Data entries
-- start --

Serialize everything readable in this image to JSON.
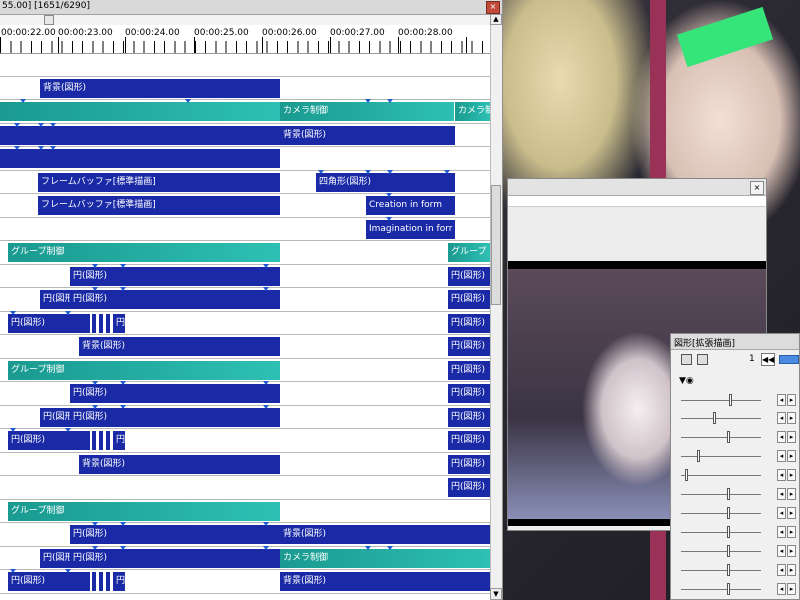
{
  "timeline": {
    "title": "55.00] [1651/6290]",
    "ticks": [
      "00:00:22.00",
      "00:00:23.00",
      "00:00:24.00",
      "00:00:25.00",
      "00:00:26.00",
      "00:00:27.00",
      "00:00:28.00"
    ]
  },
  "clip_labels": {
    "haikei": "背景(図形)",
    "camera": "カメラ制御",
    "camera_short": "カメラ制",
    "framebuffer": "フレームバッファ[標準描画]",
    "shikaku": "四角形(図形)",
    "creation": "Creation in form",
    "imagination": "Imagination in forr",
    "group": "グループ制御",
    "group_short": "グループ",
    "en": "円(図形)",
    "en_short": "円(図形",
    "en_tiny": "円"
  },
  "settings": {
    "title": "図形[拡張描画]",
    "frame_value": "1",
    "prev_label": "◀◀"
  },
  "colors": {
    "clip_navy": "#1a2aa6",
    "clip_teal": "#2ec0b4",
    "marker": "#1e5ad0"
  },
  "icons": [
    "close-icon",
    "scroll-up-icon",
    "scroll-down-icon",
    "camera-icon",
    "eye-icon",
    "prev-keyframe-icon"
  ]
}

-- end --

Retype each line of the listing above word for word. Exclude the pictures.

• Reply to the exercise:
Serialize everything readable in this image to JSON.
{
  "timeline": {
    "title": "55.00] [1651/6290]",
    "ticks": [
      "00:00:22.00",
      "00:00:23.00",
      "00:00:24.00",
      "00:00:25.00",
      "00:00:26.00",
      "00:00:27.00",
      "00:00:28.00"
    ]
  },
  "clip_labels": {
    "haikei": "背景(図形)",
    "camera": "カメラ制御",
    "camera_short": "カメラ制",
    "framebuffer": "フレームバッファ[標準描画]",
    "shikaku": "四角形(図形)",
    "creation": "Creation in form",
    "imagination": "Imagination in forr",
    "group": "グループ制御",
    "group_short": "グループ",
    "en": "円(図形)",
    "en_short": "円(図形",
    "en_tiny": "円"
  },
  "settings": {
    "title": "図形[拡張描画]",
    "frame_value": "1",
    "prev_label": "◀◀"
  },
  "colors": {
    "clip_navy": "#1a2aa6",
    "clip_teal": "#2ec0b4",
    "marker": "#1e5ad0"
  },
  "icons": [
    "close-icon",
    "scroll-up-icon",
    "scroll-down-icon",
    "camera-icon",
    "eye-icon",
    "prev-keyframe-icon"
  ]
}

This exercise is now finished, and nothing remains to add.